• **What you will do**: Write out the material exactly, without any of its pictures.

►

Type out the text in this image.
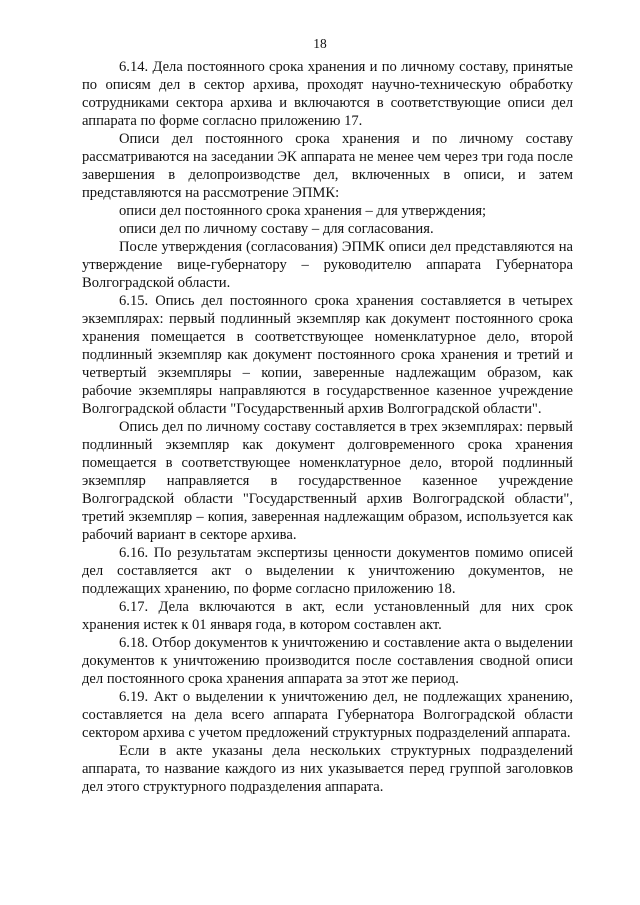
18

6.14. Дела постоянного срока хранения и по личному составу, принятые по описям дел в сектор архива, проходят научно-техническую обработку сотрудниками сектора архива и включаются в соответствующие описи дел аппарата по форме согласно приложению 17.

Описи дел постоянного срока хранения и по личному составу рассматриваются на заседании ЭК аппарата не менее чем через три года после завершения в делопроизводстве дел, включенных в описи, и затем представляются на рассмотрение ЭПМК:

описи дел постоянного срока хранения – для утверждения;

описи дел по личному составу – для согласования.

После утверждения (согласования) ЭПМК описи дел представляются на утверждение вице-губернатору – руководителю аппарата Губернатора Волгоградской области.

6.15. Опись дел постоянного срока хранения составляется в четырех экземплярах: первый подлинный экземпляр как документ постоянного срока хранения помещается в соответствующее номенклатурное дело, второй подлинный экземпляр как документ постоянного срока хранения и третий и четвертый экземпляры – копии, заверенные надлежащим образом, как рабочие экземпляры направляются в государственное казенное учреждение Волгоградской области "Государственный архив Волгоградской области".

Опись дел по личному составу составляется в трех экземплярах: первый подлинный экземпляр как документ долговременного срока хранения помещается в соответствующее номенклатурное дело, второй подлинный экземпляр направляется в государственное казенное учреждение Волгоградской области "Государственный архив Волгоградской области", третий экземпляр – копия, заверенная надлежащим образом, используется как рабочий вариант в секторе архива.

6.16. По результатам экспертизы ценности документов помимо описей дел составляется акт о выделении к уничтожению документов, не подлежащих хранению, по форме согласно приложению 18.

6.17. Дела включаются в акт, если установленный для них срок хранения истек к 01 января года, в котором составлен акт.

6.18. Отбор документов к уничтожению и составление акта о выделении документов к уничтожению производится после составления сводной описи дел постоянного срока хранения аппарата за этот же период.

6.19. Акт о выделении к уничтожению дел, не подлежащих хранению, составляется на дела всего аппарата Губернатора Волгоградской области сектором архива с учетом предложений структурных подразделений аппарата.

Если в акте указаны дела нескольких структурных подразделений аппарата, то название каждого из них указывается перед группой заголовков дел этого структурного подразделения аппарата.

◄

• **Output of the task**:
Type out the text in this image.
18

6.14. Дела постоянного срока хранения и по личному составу, принятые по описям дел в сектор архива, проходят научно-техническую обработку сотрудниками сектора архива и включаются в соответствующие описи дел аппарата по форме согласно приложению 17.

Описи дел постоянного срока хранения и по личному составу рассматриваются на заседании ЭК аппарата не менее чем через три года после завершения в делопроизводстве дел, включенных в описи, и затем представляются на рассмотрение ЭПМК:

описи дел постоянного срока хранения – для утверждения;

описи дел по личному составу – для согласования.

После утверждения (согласования) ЭПМК описи дел представляются на утверждение вице-губернатору – руководителю аппарата Губернатора Волгоградской области.

6.15. Опись дел постоянного срока хранения составляется в четырех экземплярах: первый подлинный экземпляр как документ постоянного срока хранения помещается в соответствующее номенклатурное дело, второй подлинный экземпляр как документ постоянного срока хранения и третий и четвертый экземпляры – копии, заверенные надлежащим образом, как рабочие экземпляры направляются в государственное казенное учреждение Волгоградской области "Государственный архив Волгоградской области".

Опись дел по личному составу составляется в трех экземплярах: первый подлинный экземпляр как документ долговременного срока хранения помещается в соответствующее номенклатурное дело, второй подлинный экземпляр направляется в государственное казенное учреждение Волгоградской области "Государственный архив Волгоградской области", третий экземпляр – копия, заверенная надлежащим образом, используется как рабочий вариант в секторе архива.

6.16. По результатам экспертизы ценности документов помимо описей дел составляется акт о выделении к уничтожению документов, не подлежащих хранению, по форме согласно приложению 18.

6.17. Дела включаются в акт, если установленный для них срок хранения истек к 01 января года, в котором составлен акт.

6.18. Отбор документов к уничтожению и составление акта о выделении документов к уничтожению производится после составления сводной описи дел постоянного срока хранения аппарата за этот же период.

6.19. Акт о выделении к уничтожению дел, не подлежащих хранению, составляется на дела всего аппарата Губернатора Волгоградской области сектором архива с учетом предложений структурных подразделений аппарата.

Если в акте указаны дела нескольких структурных подразделений аппарата, то название каждого из них указывается перед группой заголовков дел этого структурного подразделения аппарата.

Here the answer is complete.